Material to process
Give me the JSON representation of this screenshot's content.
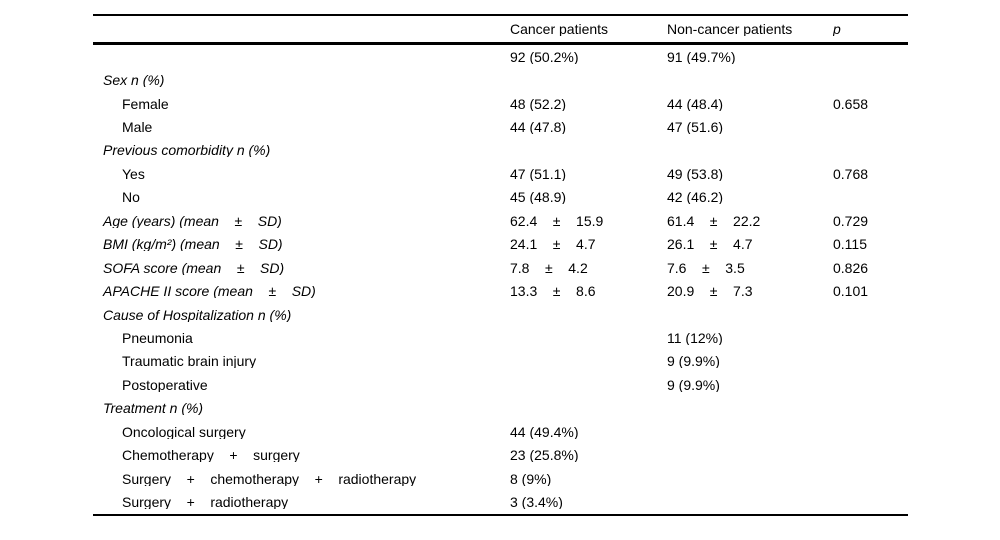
{
  "table": {
    "columns": [
      "",
      "Cancer patients",
      "Non-cancer patients",
      "p"
    ],
    "rows": [
      {
        "label": "",
        "indent": false,
        "italic": false,
        "cancer": "92 (50.2%)",
        "noncancer": "91 (49.7%)",
        "p": ""
      },
      {
        "label": "Sex n (%)",
        "indent": false,
        "italic": true,
        "cancer": "",
        "noncancer": "",
        "p": ""
      },
      {
        "label": "Female",
        "indent": true,
        "italic": false,
        "cancer": "48 (52.2)",
        "noncancer": "44 (48.4)",
        "p": "0.658"
      },
      {
        "label": "Male",
        "indent": true,
        "italic": false,
        "cancer": "44 (47.8)",
        "noncancer": "47 (51.6)",
        "p": ""
      },
      {
        "label": "Previous comorbidity n (%)",
        "indent": false,
        "italic": true,
        "cancer": "",
        "noncancer": "",
        "p": ""
      },
      {
        "label": "Yes",
        "indent": true,
        "italic": false,
        "cancer": "47 (51.1)",
        "noncancer": "49 (53.8)",
        "p": "0.768"
      },
      {
        "label": "No",
        "indent": true,
        "italic": false,
        "cancer": "45 (48.9)",
        "noncancer": "42 (46.2)",
        "p": ""
      },
      {
        "label": "Age (years) (mean    ±    SD)",
        "indent": false,
        "italic": true,
        "cancer": "62.4    ±    15.9",
        "noncancer": "61.4    ±    22.2",
        "p": "0.729"
      },
      {
        "label": "BMI (kg/m²) (mean    ±    SD)",
        "indent": false,
        "italic": true,
        "cancer": "24.1    ±    4.7",
        "noncancer": "26.1    ±    4.7",
        "p": "0.115"
      },
      {
        "label": "SOFA score (mean    ±    SD)",
        "indent": false,
        "italic": true,
        "cancer": "7.8    ±    4.2",
        "noncancer": "7.6    ±    3.5",
        "p": "0.826"
      },
      {
        "label": "APACHE II score (mean    ±    SD)",
        "indent": false,
        "italic": true,
        "cancer": "13.3    ±    8.6",
        "noncancer": "20.9    ±    7.3",
        "p": "0.101"
      },
      {
        "label": "Cause of Hospitalization n (%)",
        "indent": false,
        "italic": true,
        "cancer": "",
        "noncancer": "",
        "p": ""
      },
      {
        "label": "Pneumonia",
        "indent": true,
        "italic": false,
        "cancer": "",
        "noncancer": "11 (12%)",
        "p": ""
      },
      {
        "label": "Traumatic brain injury",
        "indent": true,
        "italic": false,
        "cancer": "",
        "noncancer": "9 (9.9%)",
        "p": ""
      },
      {
        "label": "Postoperative",
        "indent": true,
        "italic": false,
        "cancer": "",
        "noncancer": "9 (9.9%)",
        "p": ""
      },
      {
        "label": "Treatment n (%)",
        "indent": false,
        "italic": true,
        "cancer": "",
        "noncancer": "",
        "p": ""
      },
      {
        "label": "Oncological surgery",
        "indent": true,
        "italic": false,
        "cancer": "44 (49.4%)",
        "noncancer": "",
        "p": ""
      },
      {
        "label": "Chemotherapy    +    surgery",
        "indent": true,
        "italic": false,
        "cancer": "23 (25.8%)",
        "noncancer": "",
        "p": ""
      },
      {
        "label": "Surgery    +    chemotherapy    +    radiotherapy",
        "indent": true,
        "italic": false,
        "cancer": "8 (9%)",
        "noncancer": "",
        "p": ""
      },
      {
        "label": "Surgery    +    radiotherapy",
        "indent": true,
        "italic": false,
        "cancer": "3 (3.4%)",
        "noncancer": "",
        "p": ""
      }
    ]
  }
}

What this task involves
Go through the material above, and wherever a line holds the word "score", copy it.

Output for this task
        "label": "SOFA score (mean    ±    SD)",
        "label": "APACHE II score (mean    ±    SD)",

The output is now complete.